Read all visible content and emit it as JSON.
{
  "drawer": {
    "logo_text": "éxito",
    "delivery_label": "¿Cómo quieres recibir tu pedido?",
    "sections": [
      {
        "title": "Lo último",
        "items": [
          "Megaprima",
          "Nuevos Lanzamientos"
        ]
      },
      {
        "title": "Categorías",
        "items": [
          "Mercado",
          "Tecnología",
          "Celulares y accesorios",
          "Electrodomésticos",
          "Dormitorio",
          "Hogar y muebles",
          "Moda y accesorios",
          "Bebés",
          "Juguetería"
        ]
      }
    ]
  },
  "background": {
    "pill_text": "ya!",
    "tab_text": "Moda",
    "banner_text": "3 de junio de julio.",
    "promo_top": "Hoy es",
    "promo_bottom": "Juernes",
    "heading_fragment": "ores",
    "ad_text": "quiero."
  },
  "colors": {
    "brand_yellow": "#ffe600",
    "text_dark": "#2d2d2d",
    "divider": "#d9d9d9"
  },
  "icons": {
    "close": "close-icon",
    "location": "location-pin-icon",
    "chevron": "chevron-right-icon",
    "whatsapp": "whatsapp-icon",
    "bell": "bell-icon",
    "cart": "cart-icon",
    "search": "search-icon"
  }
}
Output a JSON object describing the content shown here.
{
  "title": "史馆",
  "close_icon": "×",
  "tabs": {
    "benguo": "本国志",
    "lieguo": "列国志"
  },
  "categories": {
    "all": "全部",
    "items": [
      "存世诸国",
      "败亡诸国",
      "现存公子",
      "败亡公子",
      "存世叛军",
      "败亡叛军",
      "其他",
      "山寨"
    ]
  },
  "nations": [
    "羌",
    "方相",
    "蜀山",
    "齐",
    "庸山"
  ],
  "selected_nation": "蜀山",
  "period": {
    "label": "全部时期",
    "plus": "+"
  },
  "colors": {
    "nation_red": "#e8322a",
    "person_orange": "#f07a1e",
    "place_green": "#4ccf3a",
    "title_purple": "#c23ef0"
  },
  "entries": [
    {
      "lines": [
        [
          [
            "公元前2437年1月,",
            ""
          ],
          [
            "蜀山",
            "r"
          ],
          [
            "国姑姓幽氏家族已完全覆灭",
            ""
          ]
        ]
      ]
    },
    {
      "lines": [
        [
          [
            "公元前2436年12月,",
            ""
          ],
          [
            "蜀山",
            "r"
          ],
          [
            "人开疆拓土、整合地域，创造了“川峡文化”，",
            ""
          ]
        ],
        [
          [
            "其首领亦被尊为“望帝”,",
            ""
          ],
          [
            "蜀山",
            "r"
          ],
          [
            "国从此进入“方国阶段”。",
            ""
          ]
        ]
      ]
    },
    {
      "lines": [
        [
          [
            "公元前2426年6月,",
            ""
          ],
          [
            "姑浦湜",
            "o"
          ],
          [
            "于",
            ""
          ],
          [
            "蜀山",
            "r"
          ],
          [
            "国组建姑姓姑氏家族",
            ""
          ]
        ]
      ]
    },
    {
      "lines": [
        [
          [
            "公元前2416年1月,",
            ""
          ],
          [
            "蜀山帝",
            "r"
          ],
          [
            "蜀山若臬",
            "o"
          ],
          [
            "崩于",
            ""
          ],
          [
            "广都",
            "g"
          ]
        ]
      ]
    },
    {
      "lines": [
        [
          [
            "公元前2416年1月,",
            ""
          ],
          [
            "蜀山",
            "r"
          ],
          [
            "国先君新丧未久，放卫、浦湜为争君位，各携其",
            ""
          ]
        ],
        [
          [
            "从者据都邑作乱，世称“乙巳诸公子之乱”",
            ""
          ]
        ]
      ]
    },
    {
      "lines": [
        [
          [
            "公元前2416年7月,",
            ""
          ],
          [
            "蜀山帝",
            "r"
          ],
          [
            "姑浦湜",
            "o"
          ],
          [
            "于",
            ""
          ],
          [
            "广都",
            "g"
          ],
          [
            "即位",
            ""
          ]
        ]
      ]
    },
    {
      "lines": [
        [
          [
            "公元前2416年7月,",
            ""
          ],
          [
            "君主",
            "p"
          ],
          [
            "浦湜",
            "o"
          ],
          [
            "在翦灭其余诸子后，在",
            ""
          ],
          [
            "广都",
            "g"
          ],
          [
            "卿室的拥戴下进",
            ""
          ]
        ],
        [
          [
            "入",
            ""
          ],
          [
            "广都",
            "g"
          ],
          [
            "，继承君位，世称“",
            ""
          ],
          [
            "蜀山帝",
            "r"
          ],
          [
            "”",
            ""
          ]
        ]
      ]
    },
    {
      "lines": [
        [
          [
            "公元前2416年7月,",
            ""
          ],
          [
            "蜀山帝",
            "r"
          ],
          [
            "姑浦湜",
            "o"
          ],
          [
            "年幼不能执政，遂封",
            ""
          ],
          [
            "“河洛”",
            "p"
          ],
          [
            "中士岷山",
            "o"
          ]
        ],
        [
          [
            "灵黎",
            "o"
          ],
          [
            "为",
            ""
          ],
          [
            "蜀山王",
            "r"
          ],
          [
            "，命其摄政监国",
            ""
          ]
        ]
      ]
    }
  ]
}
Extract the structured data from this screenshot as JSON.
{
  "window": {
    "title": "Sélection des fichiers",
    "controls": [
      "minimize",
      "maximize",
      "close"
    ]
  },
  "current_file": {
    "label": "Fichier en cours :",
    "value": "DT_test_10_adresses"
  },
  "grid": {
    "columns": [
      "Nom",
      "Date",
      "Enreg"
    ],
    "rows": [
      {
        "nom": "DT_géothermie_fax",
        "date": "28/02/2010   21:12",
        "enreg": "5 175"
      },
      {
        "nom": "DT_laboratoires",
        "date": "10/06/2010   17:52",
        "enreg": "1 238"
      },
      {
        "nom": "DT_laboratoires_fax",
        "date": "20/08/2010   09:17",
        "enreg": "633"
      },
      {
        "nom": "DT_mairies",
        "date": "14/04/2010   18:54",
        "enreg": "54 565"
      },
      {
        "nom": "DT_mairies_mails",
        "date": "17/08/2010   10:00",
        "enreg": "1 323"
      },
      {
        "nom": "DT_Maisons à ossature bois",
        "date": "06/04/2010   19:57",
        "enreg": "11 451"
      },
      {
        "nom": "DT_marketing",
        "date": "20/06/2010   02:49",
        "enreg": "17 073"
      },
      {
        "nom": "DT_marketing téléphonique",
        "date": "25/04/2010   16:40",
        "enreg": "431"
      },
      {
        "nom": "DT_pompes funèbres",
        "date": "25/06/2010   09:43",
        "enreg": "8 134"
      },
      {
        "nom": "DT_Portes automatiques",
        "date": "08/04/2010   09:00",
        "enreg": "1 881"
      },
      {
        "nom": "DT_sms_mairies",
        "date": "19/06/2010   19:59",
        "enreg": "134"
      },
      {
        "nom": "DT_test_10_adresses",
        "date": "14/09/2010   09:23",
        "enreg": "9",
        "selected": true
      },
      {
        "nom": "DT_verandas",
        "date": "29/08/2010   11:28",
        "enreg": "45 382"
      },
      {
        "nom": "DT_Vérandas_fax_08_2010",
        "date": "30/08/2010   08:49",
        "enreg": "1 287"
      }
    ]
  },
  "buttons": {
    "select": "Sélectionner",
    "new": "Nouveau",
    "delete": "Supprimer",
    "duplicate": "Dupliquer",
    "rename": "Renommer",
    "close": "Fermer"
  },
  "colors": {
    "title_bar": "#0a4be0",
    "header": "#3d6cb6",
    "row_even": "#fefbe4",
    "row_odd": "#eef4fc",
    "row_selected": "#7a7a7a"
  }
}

####################

** What is needed **
Write out every line of the listing that holds the word "accesorios".

** Response for this exercise **
          "Celulares y accesorios",
          "Moda y accesorios",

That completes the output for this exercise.